▶ GIVEN INSTRUCTION:
Which lines of the records contain "content"? Collect every one of them.
═════ PROVIDED ENTRIES
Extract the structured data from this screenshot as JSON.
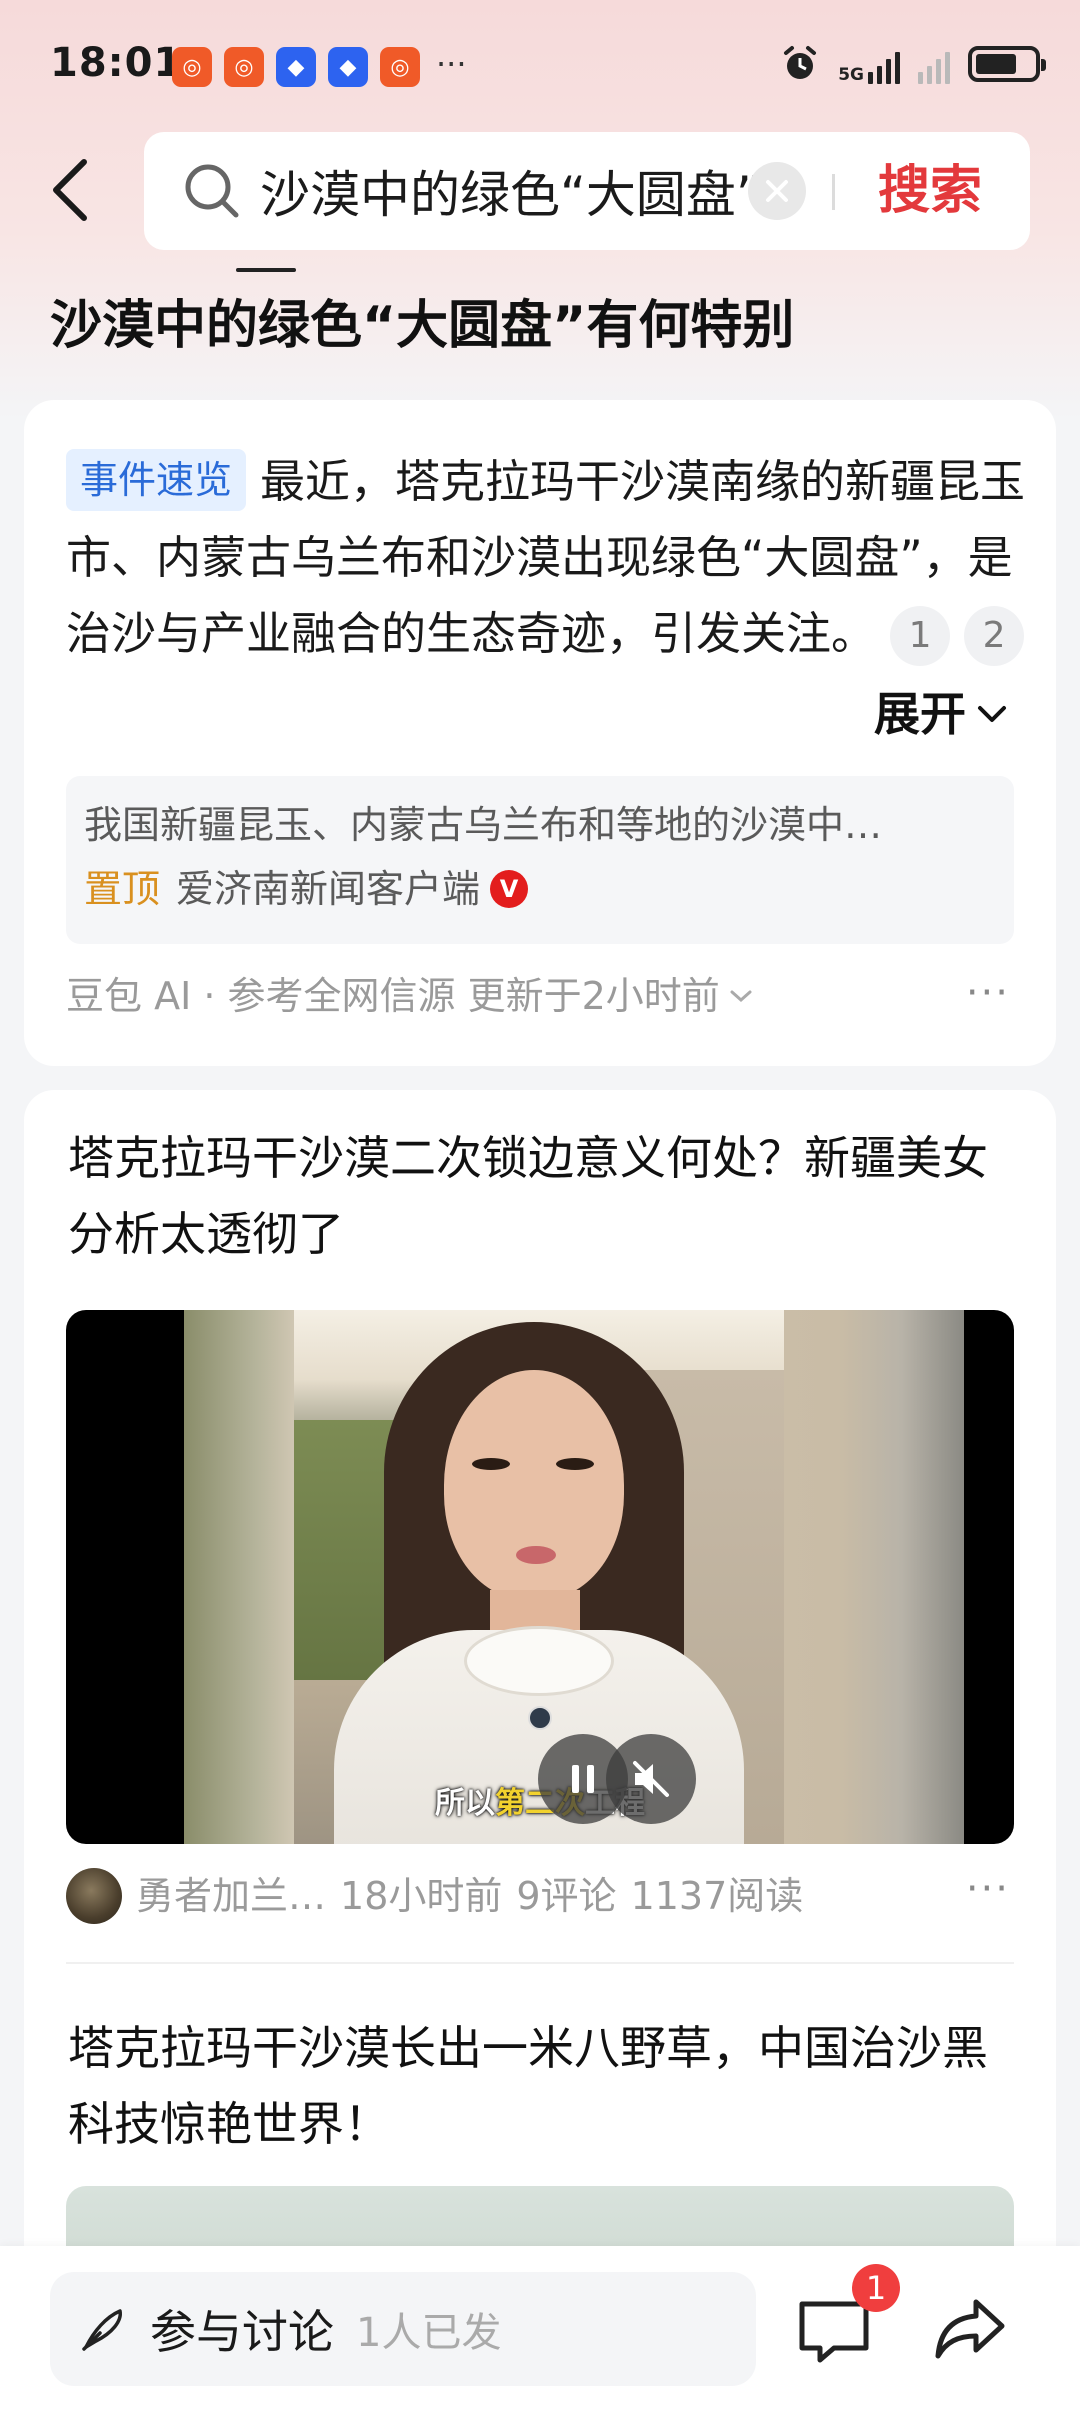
{
  "status_bar": {
    "time": "18:01",
    "more_indicator": "···",
    "network_label": "5G",
    "notification_icons": [
      "app-orange-icon",
      "app-orange-icon",
      "app-blue-icon",
      "app-blue-icon",
      "app-orange-icon"
    ]
  },
  "search": {
    "query": "沙漠中的绿色“大圆盘”有何特别",
    "submit_label": "搜索"
  },
  "page_title": "沙漠中的绿色“大圆盘”有何特别",
  "summary": {
    "tag": "事件速览",
    "text": "最近，塔克拉玛干沙漠南缘的新疆昆玉市、内蒙古乌兰布和沙漠出现绿色“大圆盘”，是治沙与产业融合的生态奇迹，引发关注。",
    "refs": [
      "1",
      "2"
    ],
    "expand_label": "展开",
    "source_snippet": "我国新疆昆玉、内蒙古乌兰布和等地的沙漠中…",
    "source_pin": "置顶",
    "source_name": "爱济南新闻客户端",
    "verified_mark": "V",
    "meta": "豆包 AI · 参考全网信源 更新于2小时前"
  },
  "articles": [
    {
      "title": "塔克拉玛干沙漠二次锁边意义何处？新疆美女分析太透彻了",
      "subtitle_pre": "所以",
      "subtitle_hl": "第二次",
      "subtitle_post": "工程",
      "author": "勇者加兰…",
      "time": "18小时前",
      "comments": "9评论",
      "reads": "1137阅读"
    },
    {
      "title": "塔克拉玛干沙漠长出一米八野草，中国治沙黑科技惊艳世界！"
    }
  ],
  "bottom_bar": {
    "discuss_label": "参与讨论",
    "discuss_count": "1人已发",
    "comment_badge": "1"
  },
  "colors": {
    "accent_red": "#e3393c",
    "tag_blue": "#2a6bd8",
    "pin_orange": "#d9901f"
  }
}
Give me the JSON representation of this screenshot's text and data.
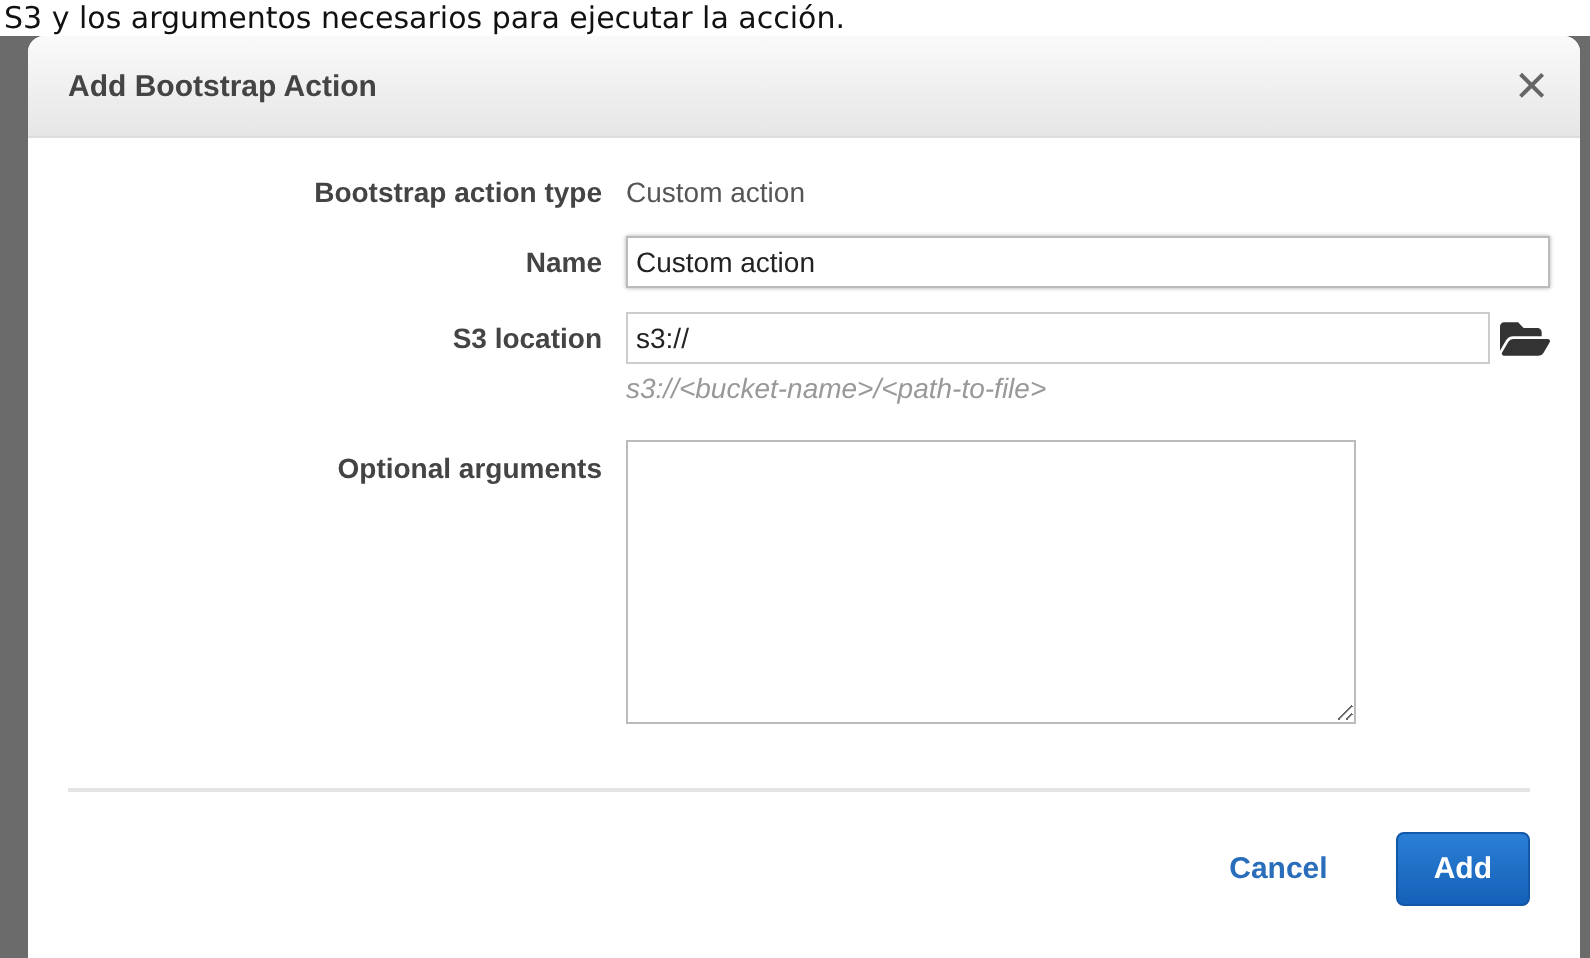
{
  "background_text": "S3 y los argumentos necesarios para ejecutar la acción.",
  "dialog": {
    "title": "Add Bootstrap Action",
    "close": "×",
    "fields": [
      {
        "kind": "static",
        "label": "Bootstrap action type",
        "value": "Custom action"
      },
      {
        "kind": "text",
        "label": "Name",
        "value": "Custom action",
        "focused": true
      },
      {
        "kind": "browse",
        "label": "S3 location",
        "value": "s3://",
        "hint": "s3://<bucket-name>/<path-to-file>"
      },
      {
        "kind": "textarea",
        "label": "Optional arguments"
      }
    ],
    "buttons": [
      {
        "label": "Cancel",
        "primary": false
      },
      {
        "label": "Add",
        "primary": true
      }
    ]
  }
}
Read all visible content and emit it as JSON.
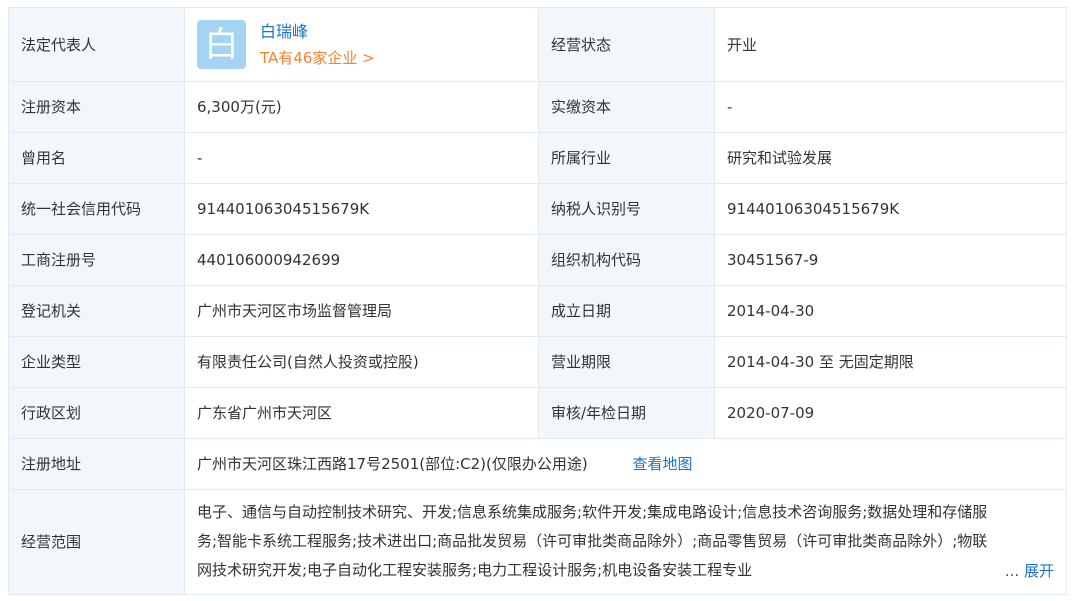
{
  "legal_rep": {
    "label": "法定代表人",
    "avatar_char": "白",
    "name": "白瑞峰",
    "companies_link": "TA有46家企业 >"
  },
  "status": {
    "label": "经营状态",
    "value": "开业"
  },
  "rows": [
    {
      "l1": "注册资本",
      "v1": "6,300万(元)",
      "l2": "实缴资本",
      "v2": "-"
    },
    {
      "l1": "曾用名",
      "v1": "-",
      "l2": "所属行业",
      "v2": "研究和试验发展"
    },
    {
      "l1": "统一社会信用代码",
      "v1": "91440106304515679K",
      "l2": "纳税人识别号",
      "v2": "91440106304515679K"
    },
    {
      "l1": "工商注册号",
      "v1": "440106000942699",
      "l2": "组织机构代码",
      "v2": "30451567-9"
    },
    {
      "l1": "登记机关",
      "v1": "广州市天河区市场监督管理局",
      "l2": "成立日期",
      "v2": "2014-04-30"
    },
    {
      "l1": "企业类型",
      "v1": "有限责任公司(自然人投资或控股)",
      "l2": "营业期限",
      "v2": "2014-04-30 至 无固定期限"
    },
    {
      "l1": "行政区划",
      "v1": "广东省广州市天河区",
      "l2": "审核/年检日期",
      "v2": "2020-07-09"
    }
  ],
  "address": {
    "label": "注册地址",
    "value": "广州市天河区珠江西路17号2501(部位:C2)(仅限办公用途)",
    "map_link": "查看地图"
  },
  "scope": {
    "label": "经营范围",
    "value": "电子、通信与自动控制技术研究、开发;信息系统集成服务;软件开发;集成电路设计;信息技术咨询服务;数据处理和存储服务;智能卡系统工程服务;技术进出口;商品批发贸易（许可审批类商品除外）;商品零售贸易（许可审批类商品除外）;物联网技术研究开发;电子自动化工程安装服务;电力工程设计服务;机电设备安装工程专业",
    "ellipsis": "...",
    "expand_link": "展开"
  }
}
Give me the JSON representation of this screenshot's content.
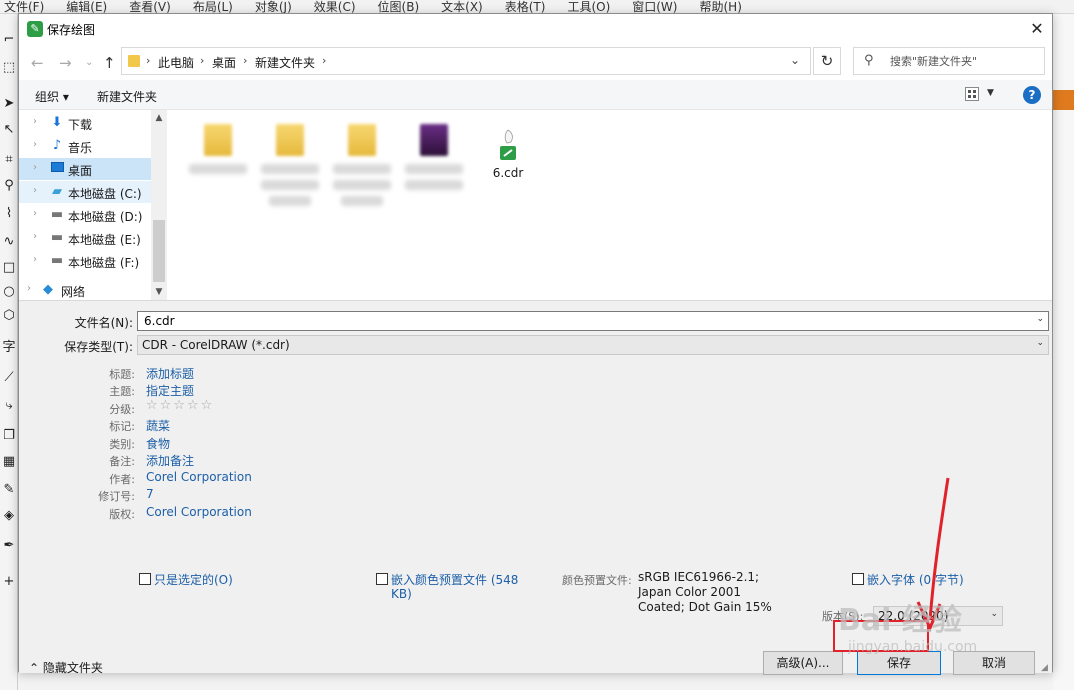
{
  "app": {
    "menu": [
      "文件(F)",
      "编辑(E)",
      "查看(V)",
      "布局(L)",
      "对象(J)",
      "效果(C)",
      "位图(B)",
      "文本(X)",
      "表格(T)",
      "工具(O)",
      "窗口(W)",
      "帮助(H)"
    ],
    "accent_color": "#e07a1f"
  },
  "dialog": {
    "title": "保存绘图",
    "title_icon": "coreldraw-app-icon",
    "close_glyph": "✕"
  },
  "address": {
    "crumbs": [
      "此电脑",
      "桌面",
      "新建文件夹"
    ],
    "search_placeholder": "搜索\"新建文件夹\""
  },
  "commands": {
    "organize": "组织 ▾",
    "new_folder": "新建文件夹"
  },
  "nav": {
    "items": [
      {
        "label": "下载",
        "icon": "download-arrow-icon"
      },
      {
        "label": "音乐",
        "icon": "music-note-icon"
      },
      {
        "label": "桌面",
        "icon": "desktop-icon"
      },
      {
        "label": "本地磁盘 (C:)",
        "icon": "system-drive-icon"
      },
      {
        "label": "本地磁盘 (D:)",
        "icon": "drive-icon"
      },
      {
        "label": "本地磁盘 (E:)",
        "icon": "drive-icon"
      },
      {
        "label": "本地磁盘 (F:)",
        "icon": "drive-icon"
      },
      {
        "label": "网络",
        "icon": "network-icon"
      }
    ]
  },
  "files": {
    "cdr_file": "6.cdr"
  },
  "form": {
    "filename_label": "文件名(N):",
    "filename_value": "6.cdr",
    "filetype_label": "保存类型(T):",
    "filetype_value": "CDR - CorelDRAW (*.cdr)"
  },
  "metadata": {
    "title_label": "标题:",
    "title_value": "添加标题",
    "subject_label": "主题:",
    "subject_value": "指定主题",
    "rating_label": "分级:",
    "rating_stars": "☆☆☆☆☆",
    "tags_label": "标记:",
    "tags_value": "蔬菜",
    "category_label": "类别:",
    "category_value": "食物",
    "notes_label": "备注:",
    "notes_value": "添加备注",
    "author_label": "作者:",
    "author_value": "Corel Corporation",
    "revision_label": "修订号:",
    "revision_value": "7",
    "copyright_label": "版权:",
    "copyright_value": "Corel Corporation"
  },
  "options": {
    "selected_only": "只是选定的(O)",
    "embed_profile_1": "嵌入颜色预置文件 (548",
    "embed_profile_2": "KB)",
    "profile_label": "颜色预置文件:",
    "profile_line1": "sRGB IEC61966-2.1;",
    "profile_line2": "Japan Color 2001",
    "profile_line3": "Coated; Dot Gain 15%",
    "embed_fonts": "嵌入字体 (0 字节)",
    "version_label": "版本(S):",
    "version_value": "22.0 (2020)"
  },
  "footer": {
    "hide_folders": "隐藏文件夹",
    "advanced": "高级(A)...",
    "save": "保存",
    "cancel": "取消"
  },
  "watermark": {
    "main": "Bai 经验",
    "sub": "jingyan.baidu.com"
  },
  "colors": {
    "highlight": "#e0232b",
    "link": "#1c5fa8",
    "selected_nav": "#cce4f7"
  }
}
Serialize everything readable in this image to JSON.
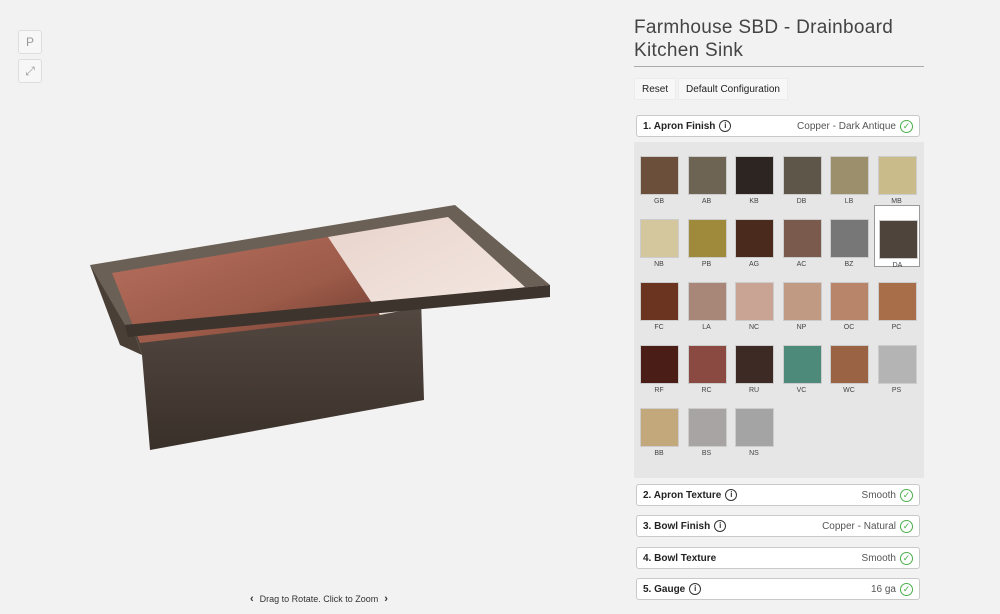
══════════
▶ SOLUTION TO THIS TASK:
Read all visible content and emit it as JSON.
Give me the JSON representation of this screenshot's content.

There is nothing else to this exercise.